Texto base ::
El Instituto Cato cita que, en algunos sectores, las normas de «compra de productos estadounidenses» pueden elevar el coste de un puesto de trabajo a más de 250 000 dólares, lo que deja a los consumidores con precios más altos, menos opciones y una economía menos dinámica. Pero «una economía dinámica» es difícil de vender políticamente en comparación con «la creación de empleo».
Hungría, por ejemplo, ha impulsado la repatriación de la industria manufacturera y, en los últimos años, ha creado «campeones nacionales» en los sectores tecnológico y agrícola. ¿El resultado? Precios inflados, monopolios, empresas controladas por personas designadas políticamente y consumidores cada vez más insatisfechos. El primer ministro húngaro, Viktor Orbán, acabó aplicando controles de precios para frenar los errores políticos que su Gobierno había defendido.
Otros ejemplos aleccionadores provienen de Francia e Italia, que siguieron caminos similares con resultados igualmente preocupantes. La intervención estatal con tintes nacionalistas de Francia en empresas como Renault incluyó el bloqueo de su fusión con Nissan. Al final, esto provocó un retroceso en la competitividad y una mayor injerencia política en la toma de decisiones empresariales. Con una retórica patriótica, Francia promovió campañas como «Manger Français» (Comer francés), pero obtuvo un resultado similar. Ha provocado un aumento de los precios de los alimentos y ha limitado lo que podéis comprar. Italia no fue diferente. La protección gubernamental de la etiqueta «Made in Italy» en las industrias de la moda y textil ha distorsionado los mercados, ha expulsado a las pequeñas empresas y ha aumentado los precios.

Líneas mostradas ::
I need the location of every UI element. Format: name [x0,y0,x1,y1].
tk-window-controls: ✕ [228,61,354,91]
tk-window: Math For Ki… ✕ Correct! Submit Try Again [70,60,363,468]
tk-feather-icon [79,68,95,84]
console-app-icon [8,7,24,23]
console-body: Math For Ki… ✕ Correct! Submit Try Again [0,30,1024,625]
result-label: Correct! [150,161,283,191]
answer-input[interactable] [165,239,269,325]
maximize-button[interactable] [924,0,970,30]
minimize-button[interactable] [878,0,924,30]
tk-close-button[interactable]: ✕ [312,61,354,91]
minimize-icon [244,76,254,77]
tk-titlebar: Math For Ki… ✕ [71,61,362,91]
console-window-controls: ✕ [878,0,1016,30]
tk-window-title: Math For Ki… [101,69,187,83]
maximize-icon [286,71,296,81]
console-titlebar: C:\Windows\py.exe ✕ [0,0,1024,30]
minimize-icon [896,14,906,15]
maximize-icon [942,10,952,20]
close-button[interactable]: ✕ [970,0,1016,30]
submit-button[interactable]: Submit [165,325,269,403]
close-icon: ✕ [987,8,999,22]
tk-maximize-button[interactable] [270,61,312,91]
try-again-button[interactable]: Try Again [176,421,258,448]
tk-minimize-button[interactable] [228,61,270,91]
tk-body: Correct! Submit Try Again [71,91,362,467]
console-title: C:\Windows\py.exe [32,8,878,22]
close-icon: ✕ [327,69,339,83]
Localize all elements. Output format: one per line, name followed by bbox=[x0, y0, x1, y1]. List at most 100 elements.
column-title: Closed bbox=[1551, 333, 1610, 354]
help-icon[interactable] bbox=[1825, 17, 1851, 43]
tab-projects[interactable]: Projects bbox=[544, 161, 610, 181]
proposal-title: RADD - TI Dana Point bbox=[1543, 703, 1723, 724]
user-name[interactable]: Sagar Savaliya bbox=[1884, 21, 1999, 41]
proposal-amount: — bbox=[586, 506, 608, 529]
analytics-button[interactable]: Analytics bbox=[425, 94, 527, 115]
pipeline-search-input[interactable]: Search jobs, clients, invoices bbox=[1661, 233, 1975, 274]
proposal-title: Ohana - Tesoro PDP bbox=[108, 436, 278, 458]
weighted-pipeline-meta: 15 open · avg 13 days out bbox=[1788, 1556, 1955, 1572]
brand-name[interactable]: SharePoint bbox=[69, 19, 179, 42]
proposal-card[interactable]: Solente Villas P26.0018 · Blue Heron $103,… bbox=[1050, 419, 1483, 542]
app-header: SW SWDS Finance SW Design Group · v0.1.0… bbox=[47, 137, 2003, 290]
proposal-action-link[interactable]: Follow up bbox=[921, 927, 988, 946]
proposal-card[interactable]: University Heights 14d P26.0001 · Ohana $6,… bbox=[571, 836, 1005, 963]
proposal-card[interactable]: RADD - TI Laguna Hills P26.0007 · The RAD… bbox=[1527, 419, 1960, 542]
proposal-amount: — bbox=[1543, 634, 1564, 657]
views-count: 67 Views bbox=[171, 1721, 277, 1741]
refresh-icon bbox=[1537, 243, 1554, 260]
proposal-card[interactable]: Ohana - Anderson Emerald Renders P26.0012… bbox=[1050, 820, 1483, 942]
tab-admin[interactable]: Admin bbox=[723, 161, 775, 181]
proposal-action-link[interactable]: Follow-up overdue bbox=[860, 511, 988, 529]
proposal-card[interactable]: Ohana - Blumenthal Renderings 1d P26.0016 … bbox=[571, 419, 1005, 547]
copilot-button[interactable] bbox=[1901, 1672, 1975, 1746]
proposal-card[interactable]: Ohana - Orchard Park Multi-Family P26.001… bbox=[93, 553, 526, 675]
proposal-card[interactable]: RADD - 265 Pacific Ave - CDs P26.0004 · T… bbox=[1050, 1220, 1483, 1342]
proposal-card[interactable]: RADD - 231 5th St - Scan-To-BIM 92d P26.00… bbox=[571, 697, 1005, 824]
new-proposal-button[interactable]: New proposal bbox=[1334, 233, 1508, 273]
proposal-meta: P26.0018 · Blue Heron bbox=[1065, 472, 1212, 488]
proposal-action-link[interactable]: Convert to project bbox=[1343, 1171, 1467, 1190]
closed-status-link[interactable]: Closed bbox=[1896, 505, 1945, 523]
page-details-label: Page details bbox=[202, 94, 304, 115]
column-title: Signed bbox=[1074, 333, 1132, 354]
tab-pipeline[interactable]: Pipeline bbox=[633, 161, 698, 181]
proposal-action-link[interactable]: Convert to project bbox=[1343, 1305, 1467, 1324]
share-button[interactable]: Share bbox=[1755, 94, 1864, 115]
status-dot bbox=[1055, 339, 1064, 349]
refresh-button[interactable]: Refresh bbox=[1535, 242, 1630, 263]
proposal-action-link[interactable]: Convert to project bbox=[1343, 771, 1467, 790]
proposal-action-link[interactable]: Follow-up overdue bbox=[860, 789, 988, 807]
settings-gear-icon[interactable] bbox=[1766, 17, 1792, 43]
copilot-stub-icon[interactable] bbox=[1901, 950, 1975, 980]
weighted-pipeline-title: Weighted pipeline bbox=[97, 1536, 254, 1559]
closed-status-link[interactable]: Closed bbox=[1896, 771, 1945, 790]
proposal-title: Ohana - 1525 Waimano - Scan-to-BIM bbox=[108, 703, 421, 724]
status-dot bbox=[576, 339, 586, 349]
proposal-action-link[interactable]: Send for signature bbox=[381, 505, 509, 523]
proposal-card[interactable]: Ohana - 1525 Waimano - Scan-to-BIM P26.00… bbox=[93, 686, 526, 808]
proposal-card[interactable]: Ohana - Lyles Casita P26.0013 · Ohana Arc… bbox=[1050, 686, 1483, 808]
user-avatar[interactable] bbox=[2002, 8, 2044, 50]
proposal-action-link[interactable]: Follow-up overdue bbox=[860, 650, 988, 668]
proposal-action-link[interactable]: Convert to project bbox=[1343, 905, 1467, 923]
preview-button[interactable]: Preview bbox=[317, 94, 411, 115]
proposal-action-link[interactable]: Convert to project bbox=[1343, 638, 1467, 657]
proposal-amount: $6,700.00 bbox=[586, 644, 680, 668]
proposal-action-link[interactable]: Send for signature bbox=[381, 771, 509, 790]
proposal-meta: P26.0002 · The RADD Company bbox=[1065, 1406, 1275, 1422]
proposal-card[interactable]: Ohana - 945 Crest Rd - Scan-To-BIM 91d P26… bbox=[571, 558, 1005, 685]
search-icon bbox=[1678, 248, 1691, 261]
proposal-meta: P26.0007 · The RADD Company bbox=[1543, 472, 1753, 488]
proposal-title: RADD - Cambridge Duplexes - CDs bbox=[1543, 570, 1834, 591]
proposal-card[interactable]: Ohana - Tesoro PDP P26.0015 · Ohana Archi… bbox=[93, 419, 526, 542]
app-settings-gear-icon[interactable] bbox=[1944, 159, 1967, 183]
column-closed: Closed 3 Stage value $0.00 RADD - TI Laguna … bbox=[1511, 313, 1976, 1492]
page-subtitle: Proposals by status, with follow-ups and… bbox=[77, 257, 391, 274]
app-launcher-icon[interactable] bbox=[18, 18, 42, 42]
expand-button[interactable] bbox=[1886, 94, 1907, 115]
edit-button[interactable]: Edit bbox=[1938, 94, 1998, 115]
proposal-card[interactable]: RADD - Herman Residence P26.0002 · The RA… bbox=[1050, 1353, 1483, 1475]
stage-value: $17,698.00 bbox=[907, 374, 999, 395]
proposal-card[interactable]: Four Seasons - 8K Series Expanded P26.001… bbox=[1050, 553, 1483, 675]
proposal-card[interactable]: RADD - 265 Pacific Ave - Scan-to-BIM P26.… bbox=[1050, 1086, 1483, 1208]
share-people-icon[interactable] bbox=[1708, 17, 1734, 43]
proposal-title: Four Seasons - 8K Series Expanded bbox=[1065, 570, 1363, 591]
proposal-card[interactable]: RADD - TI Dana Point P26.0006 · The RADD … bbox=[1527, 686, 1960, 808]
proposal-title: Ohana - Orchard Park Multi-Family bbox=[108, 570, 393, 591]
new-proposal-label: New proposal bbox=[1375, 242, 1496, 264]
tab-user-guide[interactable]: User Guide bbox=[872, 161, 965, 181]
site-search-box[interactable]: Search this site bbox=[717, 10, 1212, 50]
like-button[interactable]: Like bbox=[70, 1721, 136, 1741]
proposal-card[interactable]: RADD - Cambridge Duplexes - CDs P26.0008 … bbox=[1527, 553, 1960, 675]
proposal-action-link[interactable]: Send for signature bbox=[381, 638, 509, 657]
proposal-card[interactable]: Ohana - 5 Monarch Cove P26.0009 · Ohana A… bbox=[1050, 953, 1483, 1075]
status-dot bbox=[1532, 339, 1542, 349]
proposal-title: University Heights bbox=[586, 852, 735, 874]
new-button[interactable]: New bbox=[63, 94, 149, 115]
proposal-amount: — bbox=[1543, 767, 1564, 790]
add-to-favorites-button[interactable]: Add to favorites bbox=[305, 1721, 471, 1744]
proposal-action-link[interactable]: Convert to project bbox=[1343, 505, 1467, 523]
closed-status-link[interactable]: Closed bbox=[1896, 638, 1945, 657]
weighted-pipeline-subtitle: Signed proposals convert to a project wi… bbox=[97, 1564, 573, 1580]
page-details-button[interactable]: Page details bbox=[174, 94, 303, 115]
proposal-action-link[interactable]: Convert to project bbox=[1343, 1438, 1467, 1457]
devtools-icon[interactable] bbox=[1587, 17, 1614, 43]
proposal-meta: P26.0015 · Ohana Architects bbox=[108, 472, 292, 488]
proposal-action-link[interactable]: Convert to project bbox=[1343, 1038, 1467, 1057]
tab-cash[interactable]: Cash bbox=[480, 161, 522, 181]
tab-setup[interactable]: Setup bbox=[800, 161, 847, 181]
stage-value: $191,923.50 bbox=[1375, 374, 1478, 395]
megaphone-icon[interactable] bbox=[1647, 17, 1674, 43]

Tarea pedida ::
Di si cada afirmación coincide con el texto base. Contesta sí o no y cita las palabras del texto que lo deciden.
1. En Hungría se terminaron aplicando controles de precios.
2. Francia apoyó la fusión de Renault con Nissan.
3. La protección de la etiqueta «Made in Italy» favoreció a las pequeñas empresas.

Espacio de respuesta ::
1. Sí: «El primer ministro húngaro, Viktor Orbán, acabó aplicando controles de precios para frenar los errores políticos que su Gobierno había defendido.»
2. No: «La intervención estatal con tintes nacionalistas de Francia en empresas como Renault incluyó el bloqueo de su fusión con Nissan.»
3. No: «ha expulsado a las pequeñas empresas»